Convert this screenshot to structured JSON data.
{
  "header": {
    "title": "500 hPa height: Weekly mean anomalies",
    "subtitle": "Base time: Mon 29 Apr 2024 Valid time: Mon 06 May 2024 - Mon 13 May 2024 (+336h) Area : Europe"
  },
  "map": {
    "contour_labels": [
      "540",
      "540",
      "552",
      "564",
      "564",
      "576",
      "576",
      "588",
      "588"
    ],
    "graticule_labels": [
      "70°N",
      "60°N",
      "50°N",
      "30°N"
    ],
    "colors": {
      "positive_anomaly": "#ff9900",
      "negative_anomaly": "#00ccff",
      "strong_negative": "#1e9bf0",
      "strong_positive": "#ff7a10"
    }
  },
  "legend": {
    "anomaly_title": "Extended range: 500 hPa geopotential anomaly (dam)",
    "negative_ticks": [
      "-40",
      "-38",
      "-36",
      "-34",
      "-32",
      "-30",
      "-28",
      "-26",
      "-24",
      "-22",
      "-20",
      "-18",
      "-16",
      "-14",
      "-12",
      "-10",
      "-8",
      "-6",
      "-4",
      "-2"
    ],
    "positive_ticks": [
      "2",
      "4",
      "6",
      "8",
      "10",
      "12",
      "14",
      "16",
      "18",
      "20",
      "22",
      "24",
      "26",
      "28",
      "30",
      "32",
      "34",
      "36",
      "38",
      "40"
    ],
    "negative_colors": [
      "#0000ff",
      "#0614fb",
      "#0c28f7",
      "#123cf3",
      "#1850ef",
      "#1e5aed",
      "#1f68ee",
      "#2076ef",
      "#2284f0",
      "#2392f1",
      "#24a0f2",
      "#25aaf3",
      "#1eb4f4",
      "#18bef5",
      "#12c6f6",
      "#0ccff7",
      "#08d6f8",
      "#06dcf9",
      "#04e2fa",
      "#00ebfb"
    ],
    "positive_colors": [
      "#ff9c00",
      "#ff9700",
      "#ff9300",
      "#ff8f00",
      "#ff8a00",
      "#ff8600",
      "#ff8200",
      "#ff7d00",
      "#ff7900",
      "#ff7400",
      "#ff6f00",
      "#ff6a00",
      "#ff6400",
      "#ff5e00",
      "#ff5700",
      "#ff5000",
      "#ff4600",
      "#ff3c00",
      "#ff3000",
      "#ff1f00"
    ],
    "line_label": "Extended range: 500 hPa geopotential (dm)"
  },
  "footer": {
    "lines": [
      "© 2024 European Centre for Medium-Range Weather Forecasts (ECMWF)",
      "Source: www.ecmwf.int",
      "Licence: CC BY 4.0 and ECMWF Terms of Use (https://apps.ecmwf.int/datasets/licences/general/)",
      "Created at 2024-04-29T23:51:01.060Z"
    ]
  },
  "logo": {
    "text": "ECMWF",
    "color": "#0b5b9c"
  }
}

■ THE PROBLEM ■
All of the data needs to be reproduced exactly, with no line missing.

■ THE SOLUTION ■
Convert this screenshot to structured JSON data.
{
  "header": {
    "title": "500 hPa height: Weekly mean anomalies",
    "subtitle": "Base time: Mon 29 Apr 2024 Valid time: Mon 06 May 2024 - Mon 13 May 2024 (+336h) Area : Europe"
  },
  "map": {
    "contour_labels": [
      "540",
      "540",
      "552",
      "564",
      "564",
      "576",
      "576",
      "588",
      "588"
    ],
    "graticule_labels": [
      "70°N",
      "60°N",
      "50°N",
      "30°N"
    ],
    "colors": {
      "positive_anomaly": "#ff9900",
      "negative_anomaly": "#00ccff",
      "strong_negative": "#1e9bf0",
      "strong_positive": "#ff7a10"
    }
  },
  "legend": {
    "anomaly_title": "Extended range: 500 hPa geopotential anomaly (dam)",
    "negative_ticks": [
      "-40",
      "-38",
      "-36",
      "-34",
      "-32",
      "-30",
      "-28",
      "-26",
      "-24",
      "-22",
      "-20",
      "-18",
      "-16",
      "-14",
      "-12",
      "-10",
      "-8",
      "-6",
      "-4",
      "-2"
    ],
    "positive_ticks": [
      "2",
      "4",
      "6",
      "8",
      "10",
      "12",
      "14",
      "16",
      "18",
      "20",
      "22",
      "24",
      "26",
      "28",
      "30",
      "32",
      "34",
      "36",
      "38",
      "40"
    ],
    "negative_colors": [
      "#0000ff",
      "#0614fb",
      "#0c28f7",
      "#123cf3",
      "#1850ef",
      "#1e5aed",
      "#1f68ee",
      "#2076ef",
      "#2284f0",
      "#2392f1",
      "#24a0f2",
      "#25aaf3",
      "#1eb4f4",
      "#18bef5",
      "#12c6f6",
      "#0ccff7",
      "#08d6f8",
      "#06dcf9",
      "#04e2fa",
      "#00ebfb"
    ],
    "positive_colors": [
      "#ff9c00",
      "#ff9700",
      "#ff9300",
      "#ff8f00",
      "#ff8a00",
      "#ff8600",
      "#ff8200",
      "#ff7d00",
      "#ff7900",
      "#ff7400",
      "#ff6f00",
      "#ff6a00",
      "#ff6400",
      "#ff5e00",
      "#ff5700",
      "#ff5000",
      "#ff4600",
      "#ff3c00",
      "#ff3000",
      "#ff1f00"
    ],
    "line_label": "Extended range: 500 hPa geopotential (dm)"
  },
  "footer": {
    "lines": [
      "© 2024 European Centre for Medium-Range Weather Forecasts (ECMWF)",
      "Source: www.ecmwf.int",
      "Licence: CC BY 4.0 and ECMWF Terms of Use (https://apps.ecmwf.int/datasets/licences/general/)",
      "Created at 2024-04-29T23:51:01.060Z"
    ]
  },
  "logo": {
    "text": "ECMWF",
    "color": "#0b5b9c"
  }
}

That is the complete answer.